··· Dataset entries

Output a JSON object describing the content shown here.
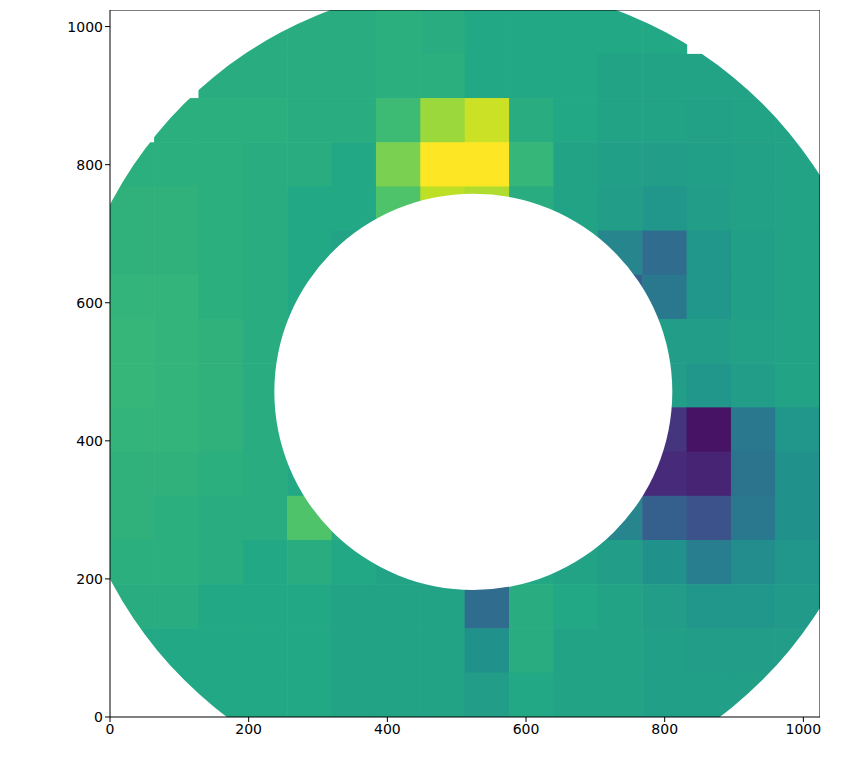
{
  "chart_data": {
    "type": "image",
    "xlim": [
      0,
      1024
    ],
    "ylim": [
      0,
      1024
    ],
    "xticks": [
      0,
      200,
      400,
      600,
      800,
      1000
    ],
    "yticks": [
      0,
      200,
      400,
      600,
      800,
      1000
    ],
    "clim": [
      0,
      1
    ],
    "grid_cell": 64,
    "cells": [
      [
        null,
        null,
        null,
        0.62,
        0.62,
        0.62,
        0.63,
        0.62,
        0.6,
        0.6,
        0.6,
        0.6,
        0.6,
        null,
        null,
        null
      ],
      [
        null,
        null,
        0.62,
        0.62,
        0.62,
        0.62,
        0.63,
        0.63,
        0.6,
        0.6,
        0.6,
        0.58,
        0.58,
        0.58,
        0.58,
        null
      ],
      [
        null,
        0.63,
        0.63,
        0.63,
        0.62,
        0.62,
        0.68,
        0.85,
        0.92,
        0.62,
        0.6,
        0.58,
        0.58,
        0.57,
        0.58,
        0.58
      ],
      [
        0.63,
        0.63,
        0.63,
        0.62,
        0.62,
        0.6,
        0.8,
        1.0,
        1.0,
        0.66,
        0.58,
        0.56,
        0.55,
        0.56,
        0.57,
        0.58
      ],
      [
        0.64,
        0.64,
        0.63,
        0.62,
        0.6,
        0.6,
        0.72,
        0.9,
        0.88,
        0.62,
        0.58,
        0.55,
        0.52,
        0.55,
        0.57,
        0.58
      ],
      [
        0.64,
        0.64,
        0.63,
        0.62,
        0.6,
        0.58,
        null,
        null,
        null,
        null,
        0.58,
        0.45,
        0.35,
        0.52,
        0.56,
        0.58
      ],
      [
        0.65,
        0.65,
        0.63,
        0.62,
        0.6,
        null,
        null,
        null,
        null,
        null,
        null,
        0.3,
        0.4,
        0.52,
        0.56,
        0.58
      ],
      [
        0.66,
        0.65,
        0.64,
        0.62,
        0.6,
        null,
        null,
        null,
        null,
        null,
        null,
        null,
        0.55,
        0.55,
        0.57,
        0.58
      ],
      [
        0.66,
        0.65,
        0.64,
        0.62,
        null,
        null,
        null,
        null,
        null,
        null,
        null,
        null,
        0.55,
        0.52,
        0.55,
        0.58
      ],
      [
        0.65,
        0.65,
        0.64,
        0.62,
        null,
        null,
        null,
        null,
        null,
        null,
        null,
        null,
        0.15,
        0.05,
        0.4,
        0.52
      ],
      [
        0.64,
        0.64,
        0.63,
        0.62,
        0.6,
        null,
        null,
        null,
        null,
        null,
        null,
        null,
        0.12,
        0.1,
        0.38,
        0.5
      ],
      [
        0.64,
        0.63,
        0.62,
        0.62,
        0.72,
        0.62,
        null,
        null,
        null,
        null,
        null,
        0.45,
        0.3,
        0.25,
        0.4,
        0.5
      ],
      [
        0.63,
        0.63,
        0.62,
        0.6,
        0.62,
        0.6,
        0.58,
        0.55,
        0.58,
        0.6,
        0.58,
        0.55,
        0.5,
        0.42,
        0.48,
        0.52
      ],
      [
        0.62,
        0.62,
        0.6,
        0.6,
        0.6,
        0.58,
        0.58,
        0.58,
        0.35,
        0.62,
        0.6,
        0.58,
        0.55,
        0.52,
        0.52,
        0.54
      ],
      [
        0.6,
        0.6,
        0.6,
        0.6,
        0.6,
        0.58,
        0.58,
        0.58,
        0.5,
        0.62,
        0.58,
        0.58,
        0.56,
        0.55,
        0.55,
        0.55
      ],
      [
        null,
        0.6,
        0.6,
        0.6,
        0.6,
        0.58,
        0.58,
        0.58,
        0.55,
        0.6,
        0.58,
        0.58,
        0.56,
        0.56,
        0.56,
        null
      ]
    ],
    "mask": {
      "x": 524,
      "y": 471,
      "inner_radius": 287,
      "outer_radius": 590
    }
  }
}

······

▸ **Set exercise**: Exclude the pictures and transcribe all of the entries exactly.

▸ **Correct answer**:
Output a JSON object describing the content shown here.
{
  "chart_data": {
    "type": "image",
    "xlim": [
      0,
      1024
    ],
    "ylim": [
      0,
      1024
    ],
    "xticks": [
      0,
      200,
      400,
      600,
      800,
      1000
    ],
    "yticks": [
      0,
      200,
      400,
      600,
      800,
      1000
    ],
    "clim": [
      0,
      1
    ],
    "grid_cell": 64,
    "cells": [
      [
        null,
        null,
        null,
        0.62,
        0.62,
        0.62,
        0.63,
        0.62,
        0.6,
        0.6,
        0.6,
        0.6,
        0.6,
        null,
        null,
        null
      ],
      [
        null,
        null,
        0.62,
        0.62,
        0.62,
        0.62,
        0.63,
        0.63,
        0.6,
        0.6,
        0.6,
        0.58,
        0.58,
        0.58,
        0.58,
        null
      ],
      [
        null,
        0.63,
        0.63,
        0.63,
        0.62,
        0.62,
        0.68,
        0.85,
        0.92,
        0.62,
        0.6,
        0.58,
        0.58,
        0.57,
        0.58,
        0.58
      ],
      [
        0.63,
        0.63,
        0.63,
        0.62,
        0.62,
        0.6,
        0.8,
        1.0,
        1.0,
        0.66,
        0.58,
        0.56,
        0.55,
        0.56,
        0.57,
        0.58
      ],
      [
        0.64,
        0.64,
        0.63,
        0.62,
        0.6,
        0.6,
        0.72,
        0.9,
        0.88,
        0.62,
        0.58,
        0.55,
        0.52,
        0.55,
        0.57,
        0.58
      ],
      [
        0.64,
        0.64,
        0.63,
        0.62,
        0.6,
        0.58,
        null,
        null,
        null,
        null,
        0.58,
        0.45,
        0.35,
        0.52,
        0.56,
        0.58
      ],
      [
        0.65,
        0.65,
        0.63,
        0.62,
        0.6,
        null,
        null,
        null,
        null,
        null,
        null,
        0.3,
        0.4,
        0.52,
        0.56,
        0.58
      ],
      [
        0.66,
        0.65,
        0.64,
        0.62,
        0.6,
        null,
        null,
        null,
        null,
        null,
        null,
        null,
        0.55,
        0.55,
        0.57,
        0.58
      ],
      [
        0.66,
        0.65,
        0.64,
        0.62,
        null,
        null,
        null,
        null,
        null,
        null,
        null,
        null,
        0.55,
        0.52,
        0.55,
        0.58
      ],
      [
        0.65,
        0.65,
        0.64,
        0.62,
        null,
        null,
        null,
        null,
        null,
        null,
        null,
        null,
        0.15,
        0.05,
        0.4,
        0.52
      ],
      [
        0.64,
        0.64,
        0.63,
        0.62,
        0.6,
        null,
        null,
        null,
        null,
        null,
        null,
        null,
        0.12,
        0.1,
        0.38,
        0.5
      ],
      [
        0.64,
        0.63,
        0.62,
        0.62,
        0.72,
        0.62,
        null,
        null,
        null,
        null,
        null,
        0.45,
        0.3,
        0.25,
        0.4,
        0.5
      ],
      [
        0.63,
        0.63,
        0.62,
        0.6,
        0.62,
        0.6,
        0.58,
        0.55,
        0.58,
        0.6,
        0.58,
        0.55,
        0.5,
        0.42,
        0.48,
        0.52
      ],
      [
        0.62,
        0.62,
        0.6,
        0.6,
        0.6,
        0.58,
        0.58,
        0.58,
        0.35,
        0.62,
        0.6,
        0.58,
        0.55,
        0.52,
        0.52,
        0.54
      ],
      [
        0.6,
        0.6,
        0.6,
        0.6,
        0.6,
        0.58,
        0.58,
        0.58,
        0.5,
        0.62,
        0.58,
        0.58,
        0.56,
        0.55,
        0.55,
        0.55
      ],
      [
        null,
        0.6,
        0.6,
        0.6,
        0.6,
        0.58,
        0.58,
        0.58,
        0.55,
        0.6,
        0.58,
        0.58,
        0.56,
        0.56,
        0.56,
        null
      ]
    ],
    "mask": {
      "x": 524,
      "y": 471,
      "inner_radius": 287,
      "outer_radius": 590
    }
  }
}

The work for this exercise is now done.